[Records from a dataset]
• • • • • • •

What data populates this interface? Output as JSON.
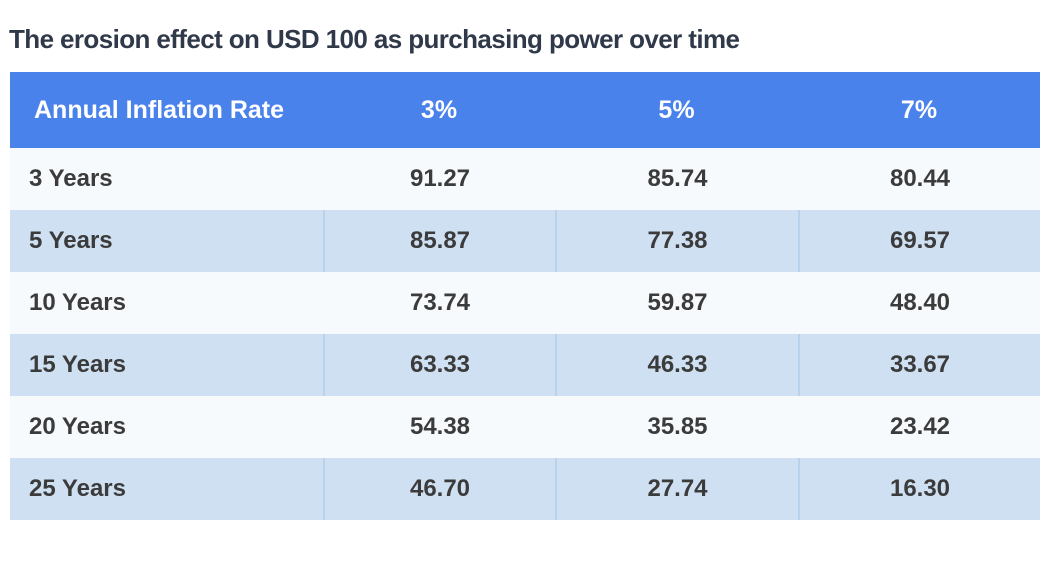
{
  "title": "The erosion effect on USD 100 as purchasing power over time",
  "table": {
    "header": {
      "label": "Annual Inflation Rate",
      "col1": "3%",
      "col2": "5%",
      "col3": "7%"
    },
    "rows": [
      {
        "label": "3 Years",
        "values": [
          "91.27",
          "85.74",
          "80.44"
        ]
      },
      {
        "label": "5 Years",
        "values": [
          "85.87",
          "77.38",
          "69.57"
        ]
      },
      {
        "label": "10 Years",
        "values": [
          "73.74",
          "59.87",
          "48.40"
        ]
      },
      {
        "label": "15 Years",
        "values": [
          "63.33",
          "46.33",
          "33.67"
        ]
      },
      {
        "label": "20 Years",
        "values": [
          "54.38",
          "35.85",
          "23.42"
        ]
      },
      {
        "label": "25 Years",
        "values": [
          "46.70",
          "27.74",
          "16.30"
        ]
      }
    ]
  },
  "colors": {
    "header_background": "#4a82ec",
    "header_text": "#ffffff",
    "row_light": "#f7fafc",
    "row_blue": "#cfe0f3",
    "divider": "#b9d2ec",
    "body_text": "#3b3b3b",
    "title_text": "#30394a"
  },
  "chart_data": {
    "type": "table",
    "title": "The erosion effect on USD 100 as purchasing power over time",
    "row_header": "Annual Inflation Rate",
    "columns": [
      "3%",
      "5%",
      "7%"
    ],
    "row_categories": [
      "3 Years",
      "5 Years",
      "10 Years",
      "15 Years",
      "20 Years",
      "25 Years"
    ],
    "series": [
      {
        "name": "3%",
        "values": [
          91.27,
          85.87,
          73.74,
          63.33,
          54.38,
          46.7
        ]
      },
      {
        "name": "5%",
        "values": [
          85.74,
          77.38,
          59.87,
          46.33,
          35.85,
          27.74
        ]
      },
      {
        "name": "7%",
        "values": [
          80.44,
          69.57,
          48.4,
          33.67,
          23.42,
          16.3
        ]
      }
    ]
  }
}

• • • • • • •

▸ **Task description**: Without the pictures, reproduce every line of the records above exactly.

▸ **Response to the exercise**:
What data populates this interface? Output as JSON.
{
  "title": "The erosion effect on USD 100 as purchasing power over time",
  "table": {
    "header": {
      "label": "Annual Inflation Rate",
      "col1": "3%",
      "col2": "5%",
      "col3": "7%"
    },
    "rows": [
      {
        "label": "3 Years",
        "values": [
          "91.27",
          "85.74",
          "80.44"
        ]
      },
      {
        "label": "5 Years",
        "values": [
          "85.87",
          "77.38",
          "69.57"
        ]
      },
      {
        "label": "10 Years",
        "values": [
          "73.74",
          "59.87",
          "48.40"
        ]
      },
      {
        "label": "15 Years",
        "values": [
          "63.33",
          "46.33",
          "33.67"
        ]
      },
      {
        "label": "20 Years",
        "values": [
          "54.38",
          "35.85",
          "23.42"
        ]
      },
      {
        "label": "25 Years",
        "values": [
          "46.70",
          "27.74",
          "16.30"
        ]
      }
    ]
  },
  "colors": {
    "header_background": "#4a82ec",
    "header_text": "#ffffff",
    "row_light": "#f7fafc",
    "row_blue": "#cfe0f3",
    "divider": "#b9d2ec",
    "body_text": "#3b3b3b",
    "title_text": "#30394a"
  },
  "chart_data": {
    "type": "table",
    "title": "The erosion effect on USD 100 as purchasing power over time",
    "row_header": "Annual Inflation Rate",
    "columns": [
      "3%",
      "5%",
      "7%"
    ],
    "row_categories": [
      "3 Years",
      "5 Years",
      "10 Years",
      "15 Years",
      "20 Years",
      "25 Years"
    ],
    "series": [
      {
        "name": "3%",
        "values": [
          91.27,
          85.87,
          73.74,
          63.33,
          54.38,
          46.7
        ]
      },
      {
        "name": "5%",
        "values": [
          85.74,
          77.38,
          59.87,
          46.33,
          35.85,
          27.74
        ]
      },
      {
        "name": "7%",
        "values": [
          80.44,
          69.57,
          48.4,
          33.67,
          23.42,
          16.3
        ]
      }
    ]
  }
}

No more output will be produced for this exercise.